Texto selecionado >>
════════════════

Suportamos ultrassom após ultrassom, testes para “síndrome do intestino irritável” (IBS em inglês), colite ulcerosa ou outras doenças para as quais a endometriose é freqüentemente confundida.

Não há cura conhecida para a endometriose, apenas métodos para suprimi-la e lidar com ela. Então, tentamos diferentes tipos de controle de natalidade; DIUs, tomar a pílula continuamente, até mesmo injeções de hormônios. Fazemos laparoscopias e examinamos desinformações assustadoras sobre métodos que prometem curar tudo, como a afirmação totalmente falsa de que uma histerectomia fará a dor passar.

A dor feminina existe em uma encruzilhada de estigma, descrença e misoginia. O mesmo mundo que nos diz que ser mulher é ser frágil espera que entendamos que ser mulher é também ranger os dentes pela dor. Devemos nos mostrar satisfeitas e calar a boca sobre nosso desconforto, para não envergonhar as mesmas pessoas que têm a audácia de nos dizer que nossos corpos são constrangedores.

Percorrer a vida diária com uma doença feminina distinta é um fardo por si só, ao viver em um mundo que recua quando se fala em “menstruação” e “vagina”.

Como eu poderia dizer ao meu professor de direito de sessenta e poucos anos que ficaria doente pelo menos uma vez por mês porque o tecido uterino estava crescendo nos lugares errados do meu corpo? Os alunos ao meu redor, especialmente meus colegas do sexo masculino, ficariam chateados quando perguntassem por que eu estava doente e eu explicasse o que estava errado?

════════════════

Dados do exercício >>
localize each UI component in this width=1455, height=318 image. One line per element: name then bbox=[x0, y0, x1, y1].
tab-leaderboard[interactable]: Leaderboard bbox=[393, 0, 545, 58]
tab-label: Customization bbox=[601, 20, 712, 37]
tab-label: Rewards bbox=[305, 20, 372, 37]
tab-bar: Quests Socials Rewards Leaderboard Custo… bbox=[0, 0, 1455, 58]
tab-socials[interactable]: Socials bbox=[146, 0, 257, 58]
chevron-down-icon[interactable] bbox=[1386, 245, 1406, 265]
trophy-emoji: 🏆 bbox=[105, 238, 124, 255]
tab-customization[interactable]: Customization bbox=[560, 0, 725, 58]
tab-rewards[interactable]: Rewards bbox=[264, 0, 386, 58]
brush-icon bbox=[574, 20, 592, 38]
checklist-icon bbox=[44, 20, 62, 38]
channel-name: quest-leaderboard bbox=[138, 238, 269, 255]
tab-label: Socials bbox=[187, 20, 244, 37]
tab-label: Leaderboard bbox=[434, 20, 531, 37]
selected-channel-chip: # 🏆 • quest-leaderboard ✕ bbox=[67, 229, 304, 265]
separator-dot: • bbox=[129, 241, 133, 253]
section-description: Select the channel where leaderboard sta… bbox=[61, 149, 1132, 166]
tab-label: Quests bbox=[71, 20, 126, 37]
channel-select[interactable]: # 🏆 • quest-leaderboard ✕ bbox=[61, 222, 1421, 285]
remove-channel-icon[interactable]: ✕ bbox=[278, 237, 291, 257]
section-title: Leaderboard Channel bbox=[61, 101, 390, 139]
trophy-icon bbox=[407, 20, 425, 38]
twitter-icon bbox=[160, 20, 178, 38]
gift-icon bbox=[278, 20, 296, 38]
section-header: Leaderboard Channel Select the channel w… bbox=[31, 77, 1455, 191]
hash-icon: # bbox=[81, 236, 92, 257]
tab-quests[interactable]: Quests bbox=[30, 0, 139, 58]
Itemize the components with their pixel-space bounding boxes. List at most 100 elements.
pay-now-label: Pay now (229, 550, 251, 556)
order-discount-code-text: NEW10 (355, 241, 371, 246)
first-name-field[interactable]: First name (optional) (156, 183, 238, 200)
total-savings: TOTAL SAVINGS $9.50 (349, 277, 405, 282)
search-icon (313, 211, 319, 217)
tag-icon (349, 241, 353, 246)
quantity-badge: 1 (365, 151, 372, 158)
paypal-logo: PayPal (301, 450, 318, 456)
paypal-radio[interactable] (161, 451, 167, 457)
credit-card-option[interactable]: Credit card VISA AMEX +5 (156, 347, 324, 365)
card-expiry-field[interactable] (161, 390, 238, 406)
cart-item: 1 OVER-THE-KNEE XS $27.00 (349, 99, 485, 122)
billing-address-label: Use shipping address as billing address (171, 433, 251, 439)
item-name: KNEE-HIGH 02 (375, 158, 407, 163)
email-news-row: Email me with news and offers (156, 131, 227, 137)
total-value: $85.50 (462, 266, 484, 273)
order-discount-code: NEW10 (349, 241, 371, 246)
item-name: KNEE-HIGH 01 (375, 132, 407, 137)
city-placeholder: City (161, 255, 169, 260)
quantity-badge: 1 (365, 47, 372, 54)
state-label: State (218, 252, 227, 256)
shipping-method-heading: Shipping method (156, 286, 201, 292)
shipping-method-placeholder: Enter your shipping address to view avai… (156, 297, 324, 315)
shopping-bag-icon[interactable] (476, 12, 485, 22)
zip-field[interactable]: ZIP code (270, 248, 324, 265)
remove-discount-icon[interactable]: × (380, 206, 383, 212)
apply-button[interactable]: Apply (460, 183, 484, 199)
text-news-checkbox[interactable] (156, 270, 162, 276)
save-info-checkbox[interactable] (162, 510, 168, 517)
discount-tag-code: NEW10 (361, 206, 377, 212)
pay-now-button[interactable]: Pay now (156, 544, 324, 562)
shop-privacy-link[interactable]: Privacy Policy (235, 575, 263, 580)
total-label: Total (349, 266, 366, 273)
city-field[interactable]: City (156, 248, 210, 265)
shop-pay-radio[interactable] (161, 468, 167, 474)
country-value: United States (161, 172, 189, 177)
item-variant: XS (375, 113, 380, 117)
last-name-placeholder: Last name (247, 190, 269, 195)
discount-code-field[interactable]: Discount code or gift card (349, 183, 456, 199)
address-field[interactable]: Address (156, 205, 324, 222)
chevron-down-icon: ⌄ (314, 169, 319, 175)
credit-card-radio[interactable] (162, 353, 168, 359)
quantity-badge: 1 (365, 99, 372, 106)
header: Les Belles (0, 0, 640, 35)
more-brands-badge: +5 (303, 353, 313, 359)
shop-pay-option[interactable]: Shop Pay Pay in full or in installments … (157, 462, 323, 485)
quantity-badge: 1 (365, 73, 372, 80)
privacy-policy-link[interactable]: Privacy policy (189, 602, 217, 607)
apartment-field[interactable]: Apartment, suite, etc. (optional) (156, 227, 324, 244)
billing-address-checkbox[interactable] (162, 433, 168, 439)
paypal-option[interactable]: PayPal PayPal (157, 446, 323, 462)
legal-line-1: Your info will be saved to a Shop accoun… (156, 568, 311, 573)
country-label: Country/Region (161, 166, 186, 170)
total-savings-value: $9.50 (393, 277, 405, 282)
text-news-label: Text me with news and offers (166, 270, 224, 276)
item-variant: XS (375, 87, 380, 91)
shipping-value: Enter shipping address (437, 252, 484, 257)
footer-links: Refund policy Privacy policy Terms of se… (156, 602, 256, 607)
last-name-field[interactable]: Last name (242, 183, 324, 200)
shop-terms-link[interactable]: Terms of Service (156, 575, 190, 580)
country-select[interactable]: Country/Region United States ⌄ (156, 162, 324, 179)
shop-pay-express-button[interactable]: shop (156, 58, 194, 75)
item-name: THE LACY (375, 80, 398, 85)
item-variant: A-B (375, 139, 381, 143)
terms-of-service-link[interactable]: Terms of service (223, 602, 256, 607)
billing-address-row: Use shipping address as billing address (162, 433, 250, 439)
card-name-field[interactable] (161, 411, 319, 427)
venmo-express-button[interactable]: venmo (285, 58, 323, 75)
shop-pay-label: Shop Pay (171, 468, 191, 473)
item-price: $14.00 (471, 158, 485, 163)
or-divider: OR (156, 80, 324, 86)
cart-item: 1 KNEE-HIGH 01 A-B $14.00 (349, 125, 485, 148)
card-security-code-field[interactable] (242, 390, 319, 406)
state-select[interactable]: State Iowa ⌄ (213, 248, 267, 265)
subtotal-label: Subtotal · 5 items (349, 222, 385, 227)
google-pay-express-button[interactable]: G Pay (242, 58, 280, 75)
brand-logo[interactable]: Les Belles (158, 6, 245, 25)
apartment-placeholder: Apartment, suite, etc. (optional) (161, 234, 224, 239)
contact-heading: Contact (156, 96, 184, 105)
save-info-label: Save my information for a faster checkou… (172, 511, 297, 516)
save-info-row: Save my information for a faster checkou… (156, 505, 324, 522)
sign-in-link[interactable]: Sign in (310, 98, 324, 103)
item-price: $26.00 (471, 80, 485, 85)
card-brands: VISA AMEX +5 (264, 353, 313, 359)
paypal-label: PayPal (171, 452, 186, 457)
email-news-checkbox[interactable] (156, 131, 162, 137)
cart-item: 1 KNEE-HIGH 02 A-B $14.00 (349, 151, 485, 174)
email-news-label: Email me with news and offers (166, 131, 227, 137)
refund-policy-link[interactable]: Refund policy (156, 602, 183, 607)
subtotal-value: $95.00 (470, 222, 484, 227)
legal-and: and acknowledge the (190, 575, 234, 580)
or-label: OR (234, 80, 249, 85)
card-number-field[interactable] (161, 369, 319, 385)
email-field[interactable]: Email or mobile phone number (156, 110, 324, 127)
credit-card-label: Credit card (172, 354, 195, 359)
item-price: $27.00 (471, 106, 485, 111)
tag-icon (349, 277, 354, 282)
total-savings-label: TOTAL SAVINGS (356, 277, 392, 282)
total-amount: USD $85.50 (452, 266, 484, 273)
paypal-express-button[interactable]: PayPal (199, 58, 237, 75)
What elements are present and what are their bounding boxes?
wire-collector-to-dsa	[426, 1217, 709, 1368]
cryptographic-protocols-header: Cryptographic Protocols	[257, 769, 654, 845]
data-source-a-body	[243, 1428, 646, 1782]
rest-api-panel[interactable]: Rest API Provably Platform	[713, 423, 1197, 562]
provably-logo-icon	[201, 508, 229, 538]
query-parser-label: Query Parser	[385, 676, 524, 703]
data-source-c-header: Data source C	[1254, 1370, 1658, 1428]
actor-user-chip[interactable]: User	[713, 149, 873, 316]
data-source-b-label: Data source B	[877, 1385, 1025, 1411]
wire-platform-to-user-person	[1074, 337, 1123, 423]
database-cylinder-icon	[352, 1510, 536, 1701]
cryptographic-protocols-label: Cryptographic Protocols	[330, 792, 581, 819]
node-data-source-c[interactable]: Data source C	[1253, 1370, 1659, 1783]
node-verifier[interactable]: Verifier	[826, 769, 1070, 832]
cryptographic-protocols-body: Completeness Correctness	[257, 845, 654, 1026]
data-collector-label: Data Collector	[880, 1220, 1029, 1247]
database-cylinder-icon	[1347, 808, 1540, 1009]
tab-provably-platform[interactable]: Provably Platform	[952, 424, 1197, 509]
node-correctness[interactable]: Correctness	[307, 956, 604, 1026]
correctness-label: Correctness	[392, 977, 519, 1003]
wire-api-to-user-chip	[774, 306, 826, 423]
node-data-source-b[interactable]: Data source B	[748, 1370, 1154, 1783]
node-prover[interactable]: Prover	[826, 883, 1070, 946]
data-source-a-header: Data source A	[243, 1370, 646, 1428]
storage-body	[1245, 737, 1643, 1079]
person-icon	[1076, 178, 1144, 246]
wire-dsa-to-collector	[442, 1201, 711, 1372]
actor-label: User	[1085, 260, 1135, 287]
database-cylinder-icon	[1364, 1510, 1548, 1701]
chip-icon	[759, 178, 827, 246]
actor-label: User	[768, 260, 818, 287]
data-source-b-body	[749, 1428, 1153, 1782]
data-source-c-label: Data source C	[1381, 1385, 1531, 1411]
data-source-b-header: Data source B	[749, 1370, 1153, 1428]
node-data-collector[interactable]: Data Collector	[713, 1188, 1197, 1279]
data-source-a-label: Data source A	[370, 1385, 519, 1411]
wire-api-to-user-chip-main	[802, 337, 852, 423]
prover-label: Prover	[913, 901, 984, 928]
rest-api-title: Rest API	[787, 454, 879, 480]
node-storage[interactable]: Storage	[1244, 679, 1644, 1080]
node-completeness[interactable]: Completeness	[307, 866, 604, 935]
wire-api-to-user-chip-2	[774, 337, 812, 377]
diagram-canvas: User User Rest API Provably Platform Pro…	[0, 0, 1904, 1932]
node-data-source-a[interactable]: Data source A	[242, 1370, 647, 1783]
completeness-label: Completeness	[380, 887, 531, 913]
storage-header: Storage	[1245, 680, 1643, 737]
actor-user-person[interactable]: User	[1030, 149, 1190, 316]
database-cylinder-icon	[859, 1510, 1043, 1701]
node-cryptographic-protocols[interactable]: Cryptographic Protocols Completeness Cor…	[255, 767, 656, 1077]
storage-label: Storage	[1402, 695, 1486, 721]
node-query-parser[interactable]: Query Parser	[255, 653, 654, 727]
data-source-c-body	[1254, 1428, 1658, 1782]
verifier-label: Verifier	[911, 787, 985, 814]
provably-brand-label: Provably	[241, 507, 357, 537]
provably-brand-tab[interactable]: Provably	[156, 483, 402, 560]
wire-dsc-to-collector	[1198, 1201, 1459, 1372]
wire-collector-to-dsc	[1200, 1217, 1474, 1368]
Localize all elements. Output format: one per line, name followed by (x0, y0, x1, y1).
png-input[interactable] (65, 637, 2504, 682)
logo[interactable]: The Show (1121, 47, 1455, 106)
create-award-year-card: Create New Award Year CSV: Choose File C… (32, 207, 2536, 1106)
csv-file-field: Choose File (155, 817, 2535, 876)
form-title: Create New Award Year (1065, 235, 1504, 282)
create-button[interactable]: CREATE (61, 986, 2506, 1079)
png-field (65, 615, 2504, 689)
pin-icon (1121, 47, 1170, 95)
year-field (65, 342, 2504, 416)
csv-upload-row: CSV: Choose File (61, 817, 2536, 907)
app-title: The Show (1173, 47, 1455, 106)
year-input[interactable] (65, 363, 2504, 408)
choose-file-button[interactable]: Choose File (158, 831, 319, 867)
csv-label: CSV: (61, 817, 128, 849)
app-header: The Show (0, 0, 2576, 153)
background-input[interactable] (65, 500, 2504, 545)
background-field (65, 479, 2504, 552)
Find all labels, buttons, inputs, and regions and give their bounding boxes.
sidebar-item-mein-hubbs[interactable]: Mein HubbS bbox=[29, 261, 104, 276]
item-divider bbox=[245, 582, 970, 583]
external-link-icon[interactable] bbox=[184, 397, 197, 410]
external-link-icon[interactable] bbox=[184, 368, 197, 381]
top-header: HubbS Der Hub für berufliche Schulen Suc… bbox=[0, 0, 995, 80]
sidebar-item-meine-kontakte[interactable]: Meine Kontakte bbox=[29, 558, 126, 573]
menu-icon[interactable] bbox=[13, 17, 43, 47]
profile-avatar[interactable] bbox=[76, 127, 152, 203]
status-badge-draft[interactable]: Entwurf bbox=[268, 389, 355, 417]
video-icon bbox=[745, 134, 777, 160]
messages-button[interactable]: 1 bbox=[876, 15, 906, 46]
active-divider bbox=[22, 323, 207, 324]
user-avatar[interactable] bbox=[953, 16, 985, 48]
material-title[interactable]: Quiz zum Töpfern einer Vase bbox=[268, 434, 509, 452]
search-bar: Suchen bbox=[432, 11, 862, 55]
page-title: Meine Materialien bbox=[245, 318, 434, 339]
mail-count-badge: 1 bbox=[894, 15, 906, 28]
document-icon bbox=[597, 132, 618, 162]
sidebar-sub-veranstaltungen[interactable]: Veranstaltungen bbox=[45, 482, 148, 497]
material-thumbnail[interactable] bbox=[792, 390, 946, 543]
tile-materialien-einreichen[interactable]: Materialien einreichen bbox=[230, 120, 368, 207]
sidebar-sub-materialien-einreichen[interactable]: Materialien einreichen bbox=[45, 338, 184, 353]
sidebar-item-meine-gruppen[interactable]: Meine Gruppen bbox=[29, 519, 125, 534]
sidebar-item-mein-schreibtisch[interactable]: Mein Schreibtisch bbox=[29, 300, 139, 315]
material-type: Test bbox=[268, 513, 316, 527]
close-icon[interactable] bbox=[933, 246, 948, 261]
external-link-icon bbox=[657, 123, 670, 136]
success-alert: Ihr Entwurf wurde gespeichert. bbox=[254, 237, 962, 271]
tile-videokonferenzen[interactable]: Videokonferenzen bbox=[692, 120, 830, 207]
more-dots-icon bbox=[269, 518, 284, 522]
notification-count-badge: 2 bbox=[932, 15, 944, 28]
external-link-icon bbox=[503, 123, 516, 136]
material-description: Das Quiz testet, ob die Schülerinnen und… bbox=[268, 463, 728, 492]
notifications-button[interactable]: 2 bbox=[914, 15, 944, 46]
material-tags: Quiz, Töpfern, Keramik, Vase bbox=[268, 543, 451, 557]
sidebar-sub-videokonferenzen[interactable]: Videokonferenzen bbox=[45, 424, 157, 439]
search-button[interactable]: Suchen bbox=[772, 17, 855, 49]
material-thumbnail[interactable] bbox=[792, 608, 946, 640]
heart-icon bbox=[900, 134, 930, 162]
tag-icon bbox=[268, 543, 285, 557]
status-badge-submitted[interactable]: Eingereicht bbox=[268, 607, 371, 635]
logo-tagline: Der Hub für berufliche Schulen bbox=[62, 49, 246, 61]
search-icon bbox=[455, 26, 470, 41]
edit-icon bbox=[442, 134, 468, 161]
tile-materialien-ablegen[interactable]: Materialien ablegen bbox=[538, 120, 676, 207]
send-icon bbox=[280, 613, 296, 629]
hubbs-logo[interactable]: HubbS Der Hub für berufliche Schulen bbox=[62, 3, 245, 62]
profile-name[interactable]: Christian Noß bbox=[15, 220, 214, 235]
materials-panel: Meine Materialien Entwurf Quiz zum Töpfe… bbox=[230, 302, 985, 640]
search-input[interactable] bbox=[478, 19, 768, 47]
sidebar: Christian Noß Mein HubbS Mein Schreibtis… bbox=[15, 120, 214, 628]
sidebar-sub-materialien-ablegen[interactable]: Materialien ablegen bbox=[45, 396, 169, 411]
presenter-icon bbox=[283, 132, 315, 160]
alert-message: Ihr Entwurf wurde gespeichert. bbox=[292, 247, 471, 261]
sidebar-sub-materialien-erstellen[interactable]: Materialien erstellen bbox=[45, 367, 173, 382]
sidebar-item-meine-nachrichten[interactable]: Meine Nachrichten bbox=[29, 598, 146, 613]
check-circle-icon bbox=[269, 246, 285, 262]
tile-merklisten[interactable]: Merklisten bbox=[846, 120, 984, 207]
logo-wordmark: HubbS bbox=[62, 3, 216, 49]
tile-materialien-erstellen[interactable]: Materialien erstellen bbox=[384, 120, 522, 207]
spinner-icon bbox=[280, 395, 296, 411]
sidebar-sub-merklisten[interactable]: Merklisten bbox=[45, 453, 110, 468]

════════════════

Lista de exercícios >>
• 1. Reproduza sem mudar nada o trecho do texto sobre endometriose que vai de "Suportamos ultrassom após" até "é freqüentemente confundida.".
• 2. Resuma em duas frases o texto sobre endometriose.

Respostas por tarefa >>
• 1.
Suportamos ultrassom após ultrassom, testes para “síndrome do intestino irritável” (IBS em inglês), colite ulcerosa ou outras doenças para as quais a endometriose é freqüentemente confundida.

• 2. O texto conta a longa sequência de exames e tratamentos para a endometriose, uma doença sem cura conhecida, muitas vezes confundida com outras e cercada de desinformação. Também diz que a dor feminina esbarra em estigma, descrença e misoginia, o que torna difícil falar da doença no dia a dia, com um professor ou com colegas de classe.